* [What the exercise asks]:
Write the material out again exactly.

* [Recorded information]:
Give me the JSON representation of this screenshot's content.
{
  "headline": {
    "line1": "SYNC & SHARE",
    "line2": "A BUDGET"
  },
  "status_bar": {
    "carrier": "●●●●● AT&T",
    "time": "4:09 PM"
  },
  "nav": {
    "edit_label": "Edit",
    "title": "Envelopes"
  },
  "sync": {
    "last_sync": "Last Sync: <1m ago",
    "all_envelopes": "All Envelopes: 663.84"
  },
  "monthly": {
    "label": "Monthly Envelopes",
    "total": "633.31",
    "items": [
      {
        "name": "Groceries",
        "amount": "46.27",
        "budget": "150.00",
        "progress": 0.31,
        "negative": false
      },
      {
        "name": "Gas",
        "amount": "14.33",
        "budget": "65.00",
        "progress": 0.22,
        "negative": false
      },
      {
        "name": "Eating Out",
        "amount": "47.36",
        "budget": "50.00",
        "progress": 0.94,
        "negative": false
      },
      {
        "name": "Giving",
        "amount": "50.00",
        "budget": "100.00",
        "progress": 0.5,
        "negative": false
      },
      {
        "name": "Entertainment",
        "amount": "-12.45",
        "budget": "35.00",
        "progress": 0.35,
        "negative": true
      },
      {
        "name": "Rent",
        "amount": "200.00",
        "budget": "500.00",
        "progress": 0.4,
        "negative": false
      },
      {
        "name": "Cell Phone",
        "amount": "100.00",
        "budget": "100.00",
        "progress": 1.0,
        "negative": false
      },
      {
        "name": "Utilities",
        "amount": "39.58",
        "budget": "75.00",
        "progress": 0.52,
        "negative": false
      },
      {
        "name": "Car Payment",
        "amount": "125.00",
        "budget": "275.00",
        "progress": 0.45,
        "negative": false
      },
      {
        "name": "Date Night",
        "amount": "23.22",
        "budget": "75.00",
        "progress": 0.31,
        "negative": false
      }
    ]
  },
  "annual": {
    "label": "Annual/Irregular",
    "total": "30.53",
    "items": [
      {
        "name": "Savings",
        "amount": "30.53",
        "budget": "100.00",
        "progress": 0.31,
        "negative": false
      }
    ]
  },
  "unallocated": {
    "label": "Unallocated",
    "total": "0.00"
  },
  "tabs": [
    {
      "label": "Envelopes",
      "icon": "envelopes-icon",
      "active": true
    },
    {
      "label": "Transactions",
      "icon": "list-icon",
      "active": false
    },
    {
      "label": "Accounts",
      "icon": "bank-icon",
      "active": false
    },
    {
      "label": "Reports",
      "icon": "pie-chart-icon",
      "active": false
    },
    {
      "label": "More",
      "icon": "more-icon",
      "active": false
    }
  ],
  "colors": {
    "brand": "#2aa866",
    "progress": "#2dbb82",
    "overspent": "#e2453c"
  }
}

* [Solution to this exercise]:
Give me the JSON representation of this screenshot's content.
{
  "headline": {
    "line1": "SYNC & SHARE",
    "line2": "A BUDGET"
  },
  "status_bar": {
    "carrier": "●●●●● AT&T",
    "time": "4:09 PM"
  },
  "nav": {
    "edit_label": "Edit",
    "title": "Envelopes"
  },
  "sync": {
    "last_sync": "Last Sync: <1m ago",
    "all_envelopes": "All Envelopes: 663.84"
  },
  "monthly": {
    "label": "Monthly Envelopes",
    "total": "633.31",
    "items": [
      {
        "name": "Groceries",
        "amount": "46.27",
        "budget": "150.00",
        "progress": 0.31,
        "negative": false
      },
      {
        "name": "Gas",
        "amount": "14.33",
        "budget": "65.00",
        "progress": 0.22,
        "negative": false
      },
      {
        "name": "Eating Out",
        "amount": "47.36",
        "budget": "50.00",
        "progress": 0.94,
        "negative": false
      },
      {
        "name": "Giving",
        "amount": "50.00",
        "budget": "100.00",
        "progress": 0.5,
        "negative": false
      },
      {
        "name": "Entertainment",
        "amount": "-12.45",
        "budget": "35.00",
        "progress": 0.35,
        "negative": true
      },
      {
        "name": "Rent",
        "amount": "200.00",
        "budget": "500.00",
        "progress": 0.4,
        "negative": false
      },
      {
        "name": "Cell Phone",
        "amount": "100.00",
        "budget": "100.00",
        "progress": 1.0,
        "negative": false
      },
      {
        "name": "Utilities",
        "amount": "39.58",
        "budget": "75.00",
        "progress": 0.52,
        "negative": false
      },
      {
        "name": "Car Payment",
        "amount": "125.00",
        "budget": "275.00",
        "progress": 0.45,
        "negative": false
      },
      {
        "name": "Date Night",
        "amount": "23.22",
        "budget": "75.00",
        "progress": 0.31,
        "negative": false
      }
    ]
  },
  "annual": {
    "label": "Annual/Irregular",
    "total": "30.53",
    "items": [
      {
        "name": "Savings",
        "amount": "30.53",
        "budget": "100.00",
        "progress": 0.31,
        "negative": false
      }
    ]
  },
  "unallocated": {
    "label": "Unallocated",
    "total": "0.00"
  },
  "tabs": [
    {
      "label": "Envelopes",
      "icon": "envelopes-icon",
      "active": true
    },
    {
      "label": "Transactions",
      "icon": "list-icon",
      "active": false
    },
    {
      "label": "Accounts",
      "icon": "bank-icon",
      "active": false
    },
    {
      "label": "Reports",
      "icon": "pie-chart-icon",
      "active": false
    },
    {
      "label": "More",
      "icon": "more-icon",
      "active": false
    }
  ],
  "colors": {
    "brand": "#2aa866",
    "progress": "#2dbb82",
    "overspent": "#e2453c"
  }
}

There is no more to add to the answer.